## What is being asked:
Please find all lines in the data that hold the string "with" and copy them.

## Material provided:

════

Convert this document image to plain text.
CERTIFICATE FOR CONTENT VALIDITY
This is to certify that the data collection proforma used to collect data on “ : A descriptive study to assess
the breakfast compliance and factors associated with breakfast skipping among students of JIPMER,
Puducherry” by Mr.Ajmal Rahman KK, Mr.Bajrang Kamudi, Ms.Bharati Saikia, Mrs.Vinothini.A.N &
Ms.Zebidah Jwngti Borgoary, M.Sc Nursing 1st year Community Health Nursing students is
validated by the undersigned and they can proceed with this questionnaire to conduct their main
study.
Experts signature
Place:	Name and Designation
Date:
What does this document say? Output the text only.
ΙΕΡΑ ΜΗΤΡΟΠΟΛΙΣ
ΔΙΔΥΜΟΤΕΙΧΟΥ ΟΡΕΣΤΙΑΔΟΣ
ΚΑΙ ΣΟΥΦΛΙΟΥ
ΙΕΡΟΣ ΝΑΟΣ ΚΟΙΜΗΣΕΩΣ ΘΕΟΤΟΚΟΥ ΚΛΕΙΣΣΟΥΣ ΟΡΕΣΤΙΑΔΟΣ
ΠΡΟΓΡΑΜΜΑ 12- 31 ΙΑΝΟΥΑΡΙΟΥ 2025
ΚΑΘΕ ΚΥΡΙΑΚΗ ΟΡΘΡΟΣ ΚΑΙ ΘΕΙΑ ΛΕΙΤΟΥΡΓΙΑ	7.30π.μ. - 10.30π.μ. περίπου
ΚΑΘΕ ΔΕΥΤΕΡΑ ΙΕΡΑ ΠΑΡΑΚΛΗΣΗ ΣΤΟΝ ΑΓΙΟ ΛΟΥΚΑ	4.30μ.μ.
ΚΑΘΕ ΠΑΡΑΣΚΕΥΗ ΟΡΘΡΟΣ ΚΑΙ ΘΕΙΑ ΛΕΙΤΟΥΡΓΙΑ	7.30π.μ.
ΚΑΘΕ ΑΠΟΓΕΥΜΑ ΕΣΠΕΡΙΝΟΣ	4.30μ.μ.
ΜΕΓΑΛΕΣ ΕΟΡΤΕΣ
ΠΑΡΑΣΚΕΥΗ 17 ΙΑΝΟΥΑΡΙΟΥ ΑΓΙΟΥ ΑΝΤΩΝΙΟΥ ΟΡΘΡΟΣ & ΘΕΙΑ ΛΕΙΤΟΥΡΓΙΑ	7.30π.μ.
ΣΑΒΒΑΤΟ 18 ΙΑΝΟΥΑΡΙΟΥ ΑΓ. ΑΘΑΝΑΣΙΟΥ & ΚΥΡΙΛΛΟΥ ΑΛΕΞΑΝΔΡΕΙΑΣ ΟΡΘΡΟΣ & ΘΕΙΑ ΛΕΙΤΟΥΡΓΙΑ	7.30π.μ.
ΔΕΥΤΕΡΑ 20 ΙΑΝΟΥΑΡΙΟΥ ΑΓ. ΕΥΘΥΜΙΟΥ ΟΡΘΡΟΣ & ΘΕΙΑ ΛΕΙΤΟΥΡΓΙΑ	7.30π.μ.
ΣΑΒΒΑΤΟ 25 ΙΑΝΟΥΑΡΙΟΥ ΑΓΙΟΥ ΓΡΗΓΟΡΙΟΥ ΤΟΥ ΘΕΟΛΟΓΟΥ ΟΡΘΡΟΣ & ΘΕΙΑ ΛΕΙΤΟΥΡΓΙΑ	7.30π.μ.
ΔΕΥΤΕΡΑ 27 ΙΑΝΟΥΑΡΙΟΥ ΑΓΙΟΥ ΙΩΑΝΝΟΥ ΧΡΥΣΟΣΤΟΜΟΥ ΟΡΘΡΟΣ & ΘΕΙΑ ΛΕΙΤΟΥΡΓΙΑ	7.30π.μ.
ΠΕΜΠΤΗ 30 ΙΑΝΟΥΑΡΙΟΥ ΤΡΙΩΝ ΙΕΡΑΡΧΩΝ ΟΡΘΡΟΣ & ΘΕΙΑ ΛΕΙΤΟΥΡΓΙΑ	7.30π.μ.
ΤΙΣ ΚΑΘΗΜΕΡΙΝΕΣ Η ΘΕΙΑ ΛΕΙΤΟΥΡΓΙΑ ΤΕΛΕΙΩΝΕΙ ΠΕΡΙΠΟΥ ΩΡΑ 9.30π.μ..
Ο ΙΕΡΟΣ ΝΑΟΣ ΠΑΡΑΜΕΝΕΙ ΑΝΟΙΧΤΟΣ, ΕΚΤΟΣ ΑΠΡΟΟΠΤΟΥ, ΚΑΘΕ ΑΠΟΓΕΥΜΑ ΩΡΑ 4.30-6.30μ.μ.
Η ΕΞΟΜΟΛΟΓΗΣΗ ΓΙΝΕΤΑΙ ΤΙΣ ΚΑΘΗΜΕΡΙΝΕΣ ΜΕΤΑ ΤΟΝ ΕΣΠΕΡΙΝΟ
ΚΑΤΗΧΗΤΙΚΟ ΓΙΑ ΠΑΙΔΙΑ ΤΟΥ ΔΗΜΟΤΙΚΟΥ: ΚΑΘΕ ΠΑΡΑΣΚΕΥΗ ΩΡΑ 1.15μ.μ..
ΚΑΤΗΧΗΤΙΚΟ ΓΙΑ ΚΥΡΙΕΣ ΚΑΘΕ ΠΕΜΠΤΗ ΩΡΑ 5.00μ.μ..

════

## Expected answer:
the breakfast compliance and factors associated with breakfast skipping among students of JIPMER,
validated by the undersigned and they can proceed with this questionnaire to conduct their main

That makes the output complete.